** START GIVEN PASSAGE **

Flag of India  , Bengal,
Monday, May 24, 2010

A night taxi ride south, followed by a 6 hour ‘layover’ in Delhi and then a 22 hour night train ride across northern India went by like a blur.  The fun thing for me however, was being able to just sit at the train window once we were on it, and do nothing but watch India go by.  As my sister said, it’s like we got to watch our own India Imax movie!  At one point on our journey, the men in the cubicle next to us started playing their Indian music very loudly and this, accompanied by the scenery, really topped it off as we watched India through our window.  Rural farmland, rice paddies, banana trees and flat barren fields rolled by dotted with occasional villages, goat farms, cows, people and many impromptu cricket games!

** END GIVEN PASSAGE **
** START DATASET ENTRIES **

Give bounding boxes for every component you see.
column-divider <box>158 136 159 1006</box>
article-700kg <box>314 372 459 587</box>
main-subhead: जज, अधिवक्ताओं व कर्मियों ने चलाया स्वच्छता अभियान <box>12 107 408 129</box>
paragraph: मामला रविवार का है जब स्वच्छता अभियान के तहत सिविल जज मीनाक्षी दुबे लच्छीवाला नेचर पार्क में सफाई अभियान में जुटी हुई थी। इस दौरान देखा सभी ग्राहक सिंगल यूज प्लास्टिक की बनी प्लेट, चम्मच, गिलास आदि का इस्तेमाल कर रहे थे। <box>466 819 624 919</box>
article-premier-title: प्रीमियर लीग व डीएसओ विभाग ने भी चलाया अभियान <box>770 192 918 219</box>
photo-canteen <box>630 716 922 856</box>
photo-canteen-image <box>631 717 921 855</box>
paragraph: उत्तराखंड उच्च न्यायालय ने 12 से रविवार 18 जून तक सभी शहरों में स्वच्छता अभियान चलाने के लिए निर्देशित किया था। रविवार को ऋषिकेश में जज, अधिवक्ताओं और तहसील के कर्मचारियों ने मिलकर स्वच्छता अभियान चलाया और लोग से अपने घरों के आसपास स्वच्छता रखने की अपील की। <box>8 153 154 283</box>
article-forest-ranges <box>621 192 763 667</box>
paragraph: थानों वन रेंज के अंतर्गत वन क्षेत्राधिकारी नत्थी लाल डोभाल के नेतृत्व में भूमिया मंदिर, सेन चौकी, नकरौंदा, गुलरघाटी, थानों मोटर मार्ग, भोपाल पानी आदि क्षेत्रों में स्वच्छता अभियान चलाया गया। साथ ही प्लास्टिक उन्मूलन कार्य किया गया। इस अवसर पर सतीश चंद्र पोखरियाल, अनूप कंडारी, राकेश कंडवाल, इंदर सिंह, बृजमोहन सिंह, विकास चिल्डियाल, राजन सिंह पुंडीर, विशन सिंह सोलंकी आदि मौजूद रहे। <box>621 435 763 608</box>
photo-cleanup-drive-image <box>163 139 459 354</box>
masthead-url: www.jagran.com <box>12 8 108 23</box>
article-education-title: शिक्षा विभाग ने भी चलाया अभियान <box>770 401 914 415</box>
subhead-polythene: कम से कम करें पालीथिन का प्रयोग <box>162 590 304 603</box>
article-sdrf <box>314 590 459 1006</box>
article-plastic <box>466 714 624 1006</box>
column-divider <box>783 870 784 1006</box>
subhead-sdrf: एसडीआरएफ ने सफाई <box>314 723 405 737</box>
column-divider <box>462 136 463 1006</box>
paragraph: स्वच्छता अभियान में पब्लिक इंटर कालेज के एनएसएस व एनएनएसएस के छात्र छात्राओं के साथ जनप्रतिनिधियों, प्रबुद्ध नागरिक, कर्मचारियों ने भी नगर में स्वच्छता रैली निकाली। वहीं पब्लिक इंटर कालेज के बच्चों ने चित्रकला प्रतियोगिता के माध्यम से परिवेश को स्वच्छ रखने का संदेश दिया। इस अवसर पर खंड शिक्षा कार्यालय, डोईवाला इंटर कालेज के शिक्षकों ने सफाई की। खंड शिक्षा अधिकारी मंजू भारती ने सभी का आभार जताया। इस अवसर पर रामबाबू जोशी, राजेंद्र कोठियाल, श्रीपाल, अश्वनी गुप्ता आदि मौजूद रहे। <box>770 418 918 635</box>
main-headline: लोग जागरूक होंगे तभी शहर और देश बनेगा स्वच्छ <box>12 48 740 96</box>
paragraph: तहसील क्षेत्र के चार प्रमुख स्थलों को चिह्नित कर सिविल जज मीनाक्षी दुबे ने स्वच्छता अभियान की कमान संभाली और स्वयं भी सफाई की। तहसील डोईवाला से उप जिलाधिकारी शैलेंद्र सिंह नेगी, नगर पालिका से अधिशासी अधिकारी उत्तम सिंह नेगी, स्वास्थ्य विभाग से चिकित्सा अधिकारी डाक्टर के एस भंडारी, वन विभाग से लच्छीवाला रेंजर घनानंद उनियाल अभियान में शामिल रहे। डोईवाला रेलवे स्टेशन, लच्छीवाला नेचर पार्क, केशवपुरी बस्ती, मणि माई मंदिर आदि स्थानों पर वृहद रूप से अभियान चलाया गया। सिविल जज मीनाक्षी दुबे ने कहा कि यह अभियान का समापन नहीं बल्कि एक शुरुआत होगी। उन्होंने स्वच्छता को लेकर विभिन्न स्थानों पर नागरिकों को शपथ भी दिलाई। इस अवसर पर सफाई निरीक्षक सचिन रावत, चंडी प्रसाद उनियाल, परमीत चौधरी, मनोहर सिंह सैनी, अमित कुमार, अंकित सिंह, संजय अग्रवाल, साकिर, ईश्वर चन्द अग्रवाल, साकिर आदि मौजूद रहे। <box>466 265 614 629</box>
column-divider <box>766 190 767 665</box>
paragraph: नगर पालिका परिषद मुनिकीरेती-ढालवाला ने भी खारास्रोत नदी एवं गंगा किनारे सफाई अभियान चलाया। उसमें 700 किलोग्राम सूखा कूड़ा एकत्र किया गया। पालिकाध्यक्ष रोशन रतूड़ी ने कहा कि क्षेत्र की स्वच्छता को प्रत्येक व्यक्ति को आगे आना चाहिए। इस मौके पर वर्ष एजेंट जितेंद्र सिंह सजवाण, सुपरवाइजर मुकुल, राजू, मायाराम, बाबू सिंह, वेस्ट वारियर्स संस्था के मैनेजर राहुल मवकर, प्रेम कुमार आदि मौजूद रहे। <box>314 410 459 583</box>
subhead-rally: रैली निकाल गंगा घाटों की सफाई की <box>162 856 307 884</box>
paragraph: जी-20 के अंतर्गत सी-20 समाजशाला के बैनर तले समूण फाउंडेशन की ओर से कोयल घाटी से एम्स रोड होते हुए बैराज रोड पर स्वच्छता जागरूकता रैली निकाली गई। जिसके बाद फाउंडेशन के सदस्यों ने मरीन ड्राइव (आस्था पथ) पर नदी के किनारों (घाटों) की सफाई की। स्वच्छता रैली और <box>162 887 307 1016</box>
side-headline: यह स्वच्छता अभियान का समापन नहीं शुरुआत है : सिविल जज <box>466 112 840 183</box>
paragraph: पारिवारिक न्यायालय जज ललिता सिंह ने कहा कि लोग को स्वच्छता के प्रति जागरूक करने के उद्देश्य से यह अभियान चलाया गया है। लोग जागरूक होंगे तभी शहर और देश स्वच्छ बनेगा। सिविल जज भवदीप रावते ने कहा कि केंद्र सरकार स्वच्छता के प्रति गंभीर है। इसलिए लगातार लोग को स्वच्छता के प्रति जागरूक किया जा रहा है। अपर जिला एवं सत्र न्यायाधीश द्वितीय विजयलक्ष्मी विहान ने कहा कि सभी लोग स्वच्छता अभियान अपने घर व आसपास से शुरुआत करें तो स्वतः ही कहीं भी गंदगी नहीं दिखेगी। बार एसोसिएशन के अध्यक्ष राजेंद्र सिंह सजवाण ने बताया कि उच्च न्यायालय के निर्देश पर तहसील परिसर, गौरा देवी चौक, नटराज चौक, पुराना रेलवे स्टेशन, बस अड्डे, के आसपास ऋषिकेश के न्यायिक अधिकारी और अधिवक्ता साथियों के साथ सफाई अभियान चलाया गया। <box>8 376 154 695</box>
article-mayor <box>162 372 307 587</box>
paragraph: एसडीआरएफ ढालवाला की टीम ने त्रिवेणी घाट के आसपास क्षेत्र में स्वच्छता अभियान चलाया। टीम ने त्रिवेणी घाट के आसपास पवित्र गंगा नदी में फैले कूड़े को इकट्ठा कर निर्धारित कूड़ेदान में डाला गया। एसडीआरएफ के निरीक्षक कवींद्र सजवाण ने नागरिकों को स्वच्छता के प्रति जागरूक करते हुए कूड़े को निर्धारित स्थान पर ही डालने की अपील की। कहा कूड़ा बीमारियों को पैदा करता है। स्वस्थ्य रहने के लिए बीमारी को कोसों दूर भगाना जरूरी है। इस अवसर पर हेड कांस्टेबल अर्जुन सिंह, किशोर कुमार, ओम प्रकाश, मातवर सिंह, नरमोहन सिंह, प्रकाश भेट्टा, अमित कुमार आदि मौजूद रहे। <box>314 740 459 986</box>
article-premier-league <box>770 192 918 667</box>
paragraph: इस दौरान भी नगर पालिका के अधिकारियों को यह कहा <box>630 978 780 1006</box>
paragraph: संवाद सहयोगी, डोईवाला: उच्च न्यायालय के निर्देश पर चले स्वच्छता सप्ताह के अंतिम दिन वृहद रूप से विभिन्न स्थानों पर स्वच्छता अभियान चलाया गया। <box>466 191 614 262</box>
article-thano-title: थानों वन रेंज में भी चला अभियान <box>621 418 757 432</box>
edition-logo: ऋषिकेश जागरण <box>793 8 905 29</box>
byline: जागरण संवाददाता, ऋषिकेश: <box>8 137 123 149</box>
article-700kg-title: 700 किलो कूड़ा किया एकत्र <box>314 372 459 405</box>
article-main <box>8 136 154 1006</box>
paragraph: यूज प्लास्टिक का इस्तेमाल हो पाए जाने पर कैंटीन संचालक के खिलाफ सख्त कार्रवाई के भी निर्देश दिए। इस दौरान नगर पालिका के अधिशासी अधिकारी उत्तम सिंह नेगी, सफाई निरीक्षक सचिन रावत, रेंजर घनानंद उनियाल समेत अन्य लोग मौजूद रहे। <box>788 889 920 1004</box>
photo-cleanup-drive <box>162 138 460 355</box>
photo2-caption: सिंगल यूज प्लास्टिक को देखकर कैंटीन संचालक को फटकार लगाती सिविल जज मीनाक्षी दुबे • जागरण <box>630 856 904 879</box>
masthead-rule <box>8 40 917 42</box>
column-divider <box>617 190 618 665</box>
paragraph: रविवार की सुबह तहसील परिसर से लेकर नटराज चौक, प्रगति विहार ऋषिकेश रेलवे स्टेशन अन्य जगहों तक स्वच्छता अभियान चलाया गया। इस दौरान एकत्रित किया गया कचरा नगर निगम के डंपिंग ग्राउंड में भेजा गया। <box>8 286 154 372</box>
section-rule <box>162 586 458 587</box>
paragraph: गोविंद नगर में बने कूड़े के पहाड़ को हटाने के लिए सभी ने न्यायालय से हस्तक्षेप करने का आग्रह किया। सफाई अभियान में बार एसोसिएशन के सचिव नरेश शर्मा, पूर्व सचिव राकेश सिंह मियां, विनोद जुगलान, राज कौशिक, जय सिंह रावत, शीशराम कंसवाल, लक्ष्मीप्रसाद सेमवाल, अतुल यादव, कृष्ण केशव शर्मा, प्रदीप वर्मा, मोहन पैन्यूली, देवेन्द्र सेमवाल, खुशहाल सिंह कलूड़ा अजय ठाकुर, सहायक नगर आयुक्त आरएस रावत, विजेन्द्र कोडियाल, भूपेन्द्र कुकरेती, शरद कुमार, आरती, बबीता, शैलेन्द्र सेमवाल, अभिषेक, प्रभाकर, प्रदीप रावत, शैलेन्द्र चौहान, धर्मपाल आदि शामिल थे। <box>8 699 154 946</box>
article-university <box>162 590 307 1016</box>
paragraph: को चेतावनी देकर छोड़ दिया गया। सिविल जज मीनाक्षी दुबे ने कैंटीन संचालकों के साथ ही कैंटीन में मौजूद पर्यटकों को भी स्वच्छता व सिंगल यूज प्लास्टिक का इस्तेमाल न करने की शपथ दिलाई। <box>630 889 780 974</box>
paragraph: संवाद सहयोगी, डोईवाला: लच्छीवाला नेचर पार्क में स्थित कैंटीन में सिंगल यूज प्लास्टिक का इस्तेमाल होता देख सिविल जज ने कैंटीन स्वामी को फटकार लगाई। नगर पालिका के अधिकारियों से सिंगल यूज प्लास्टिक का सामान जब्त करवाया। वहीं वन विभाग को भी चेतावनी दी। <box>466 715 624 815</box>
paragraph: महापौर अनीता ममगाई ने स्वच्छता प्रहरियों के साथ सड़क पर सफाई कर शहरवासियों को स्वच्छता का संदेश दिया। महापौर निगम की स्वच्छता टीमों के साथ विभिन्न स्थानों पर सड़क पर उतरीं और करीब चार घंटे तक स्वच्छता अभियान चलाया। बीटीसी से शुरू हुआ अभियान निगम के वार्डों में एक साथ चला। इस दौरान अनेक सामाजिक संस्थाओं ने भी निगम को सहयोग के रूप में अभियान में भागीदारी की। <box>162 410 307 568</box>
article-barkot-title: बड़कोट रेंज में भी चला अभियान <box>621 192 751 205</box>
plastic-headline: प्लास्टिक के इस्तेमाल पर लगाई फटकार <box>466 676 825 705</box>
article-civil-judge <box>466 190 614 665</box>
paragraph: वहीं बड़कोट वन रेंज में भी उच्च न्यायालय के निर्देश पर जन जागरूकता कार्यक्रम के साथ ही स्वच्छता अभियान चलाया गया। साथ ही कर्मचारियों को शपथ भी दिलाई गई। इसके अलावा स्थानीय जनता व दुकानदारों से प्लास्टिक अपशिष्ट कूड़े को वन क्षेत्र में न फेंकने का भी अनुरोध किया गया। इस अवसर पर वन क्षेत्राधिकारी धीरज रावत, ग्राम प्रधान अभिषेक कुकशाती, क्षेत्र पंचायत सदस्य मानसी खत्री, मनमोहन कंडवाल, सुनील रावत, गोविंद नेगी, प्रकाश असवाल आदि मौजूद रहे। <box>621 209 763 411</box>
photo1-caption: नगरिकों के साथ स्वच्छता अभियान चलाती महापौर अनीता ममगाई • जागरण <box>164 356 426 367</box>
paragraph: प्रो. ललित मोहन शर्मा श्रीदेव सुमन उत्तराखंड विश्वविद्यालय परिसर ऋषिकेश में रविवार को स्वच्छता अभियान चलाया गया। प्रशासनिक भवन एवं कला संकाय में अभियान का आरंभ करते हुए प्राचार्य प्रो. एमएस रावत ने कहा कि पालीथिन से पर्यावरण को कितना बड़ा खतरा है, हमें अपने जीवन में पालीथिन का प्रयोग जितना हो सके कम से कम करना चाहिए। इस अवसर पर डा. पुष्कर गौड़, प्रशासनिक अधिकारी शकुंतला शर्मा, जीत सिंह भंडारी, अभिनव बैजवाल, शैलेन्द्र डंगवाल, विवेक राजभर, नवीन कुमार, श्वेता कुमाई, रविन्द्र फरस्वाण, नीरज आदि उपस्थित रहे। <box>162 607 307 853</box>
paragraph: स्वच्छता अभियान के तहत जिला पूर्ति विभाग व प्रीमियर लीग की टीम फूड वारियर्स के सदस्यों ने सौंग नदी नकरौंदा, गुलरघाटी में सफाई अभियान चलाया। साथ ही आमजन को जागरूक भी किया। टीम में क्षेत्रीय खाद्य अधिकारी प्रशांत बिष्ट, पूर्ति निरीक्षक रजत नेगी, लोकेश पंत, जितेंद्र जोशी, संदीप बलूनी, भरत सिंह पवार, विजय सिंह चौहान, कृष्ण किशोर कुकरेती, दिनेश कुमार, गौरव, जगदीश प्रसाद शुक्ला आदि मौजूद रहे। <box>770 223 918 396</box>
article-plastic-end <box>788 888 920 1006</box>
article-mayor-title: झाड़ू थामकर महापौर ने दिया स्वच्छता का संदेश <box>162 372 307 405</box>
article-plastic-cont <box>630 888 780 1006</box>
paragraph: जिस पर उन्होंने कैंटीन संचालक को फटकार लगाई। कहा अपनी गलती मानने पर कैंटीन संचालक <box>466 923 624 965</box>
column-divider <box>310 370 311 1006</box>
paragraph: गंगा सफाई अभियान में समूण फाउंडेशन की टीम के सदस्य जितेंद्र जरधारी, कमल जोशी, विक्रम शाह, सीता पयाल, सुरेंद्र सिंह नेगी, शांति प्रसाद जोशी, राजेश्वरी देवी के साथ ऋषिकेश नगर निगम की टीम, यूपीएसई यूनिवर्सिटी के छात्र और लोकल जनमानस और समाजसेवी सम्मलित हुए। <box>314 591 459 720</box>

** END DATASET ENTRIES **

### WHAT YOU HAVE TO DO
Set down the part of the India train journey passage starting with "A night taxi" and going on through "impromptu cricket games!".

### ANSWER FOR THIS EXERCISE
A night taxi ride south, followed by a 6 hour ‘layover’ in Delhi and then a 22 hour night train ride across northern India went by like a blur.  The fun thing for me however, was being able to just sit at the train window once we were on it, and do nothing but watch India go by.  As my sister said, it’s like we got to watch our own India Imax movie!  At one point on our journey, the men in the cubicle next to us started playing their Indian music very loudly and this, accompanied by the scenery, really topped it off as we watched India through our window.  Rural farmland, rice paddies, banana trees and flat barren fields rolled by dotted with occasional villages, goat farms, cows, people and many impromptu cricket games!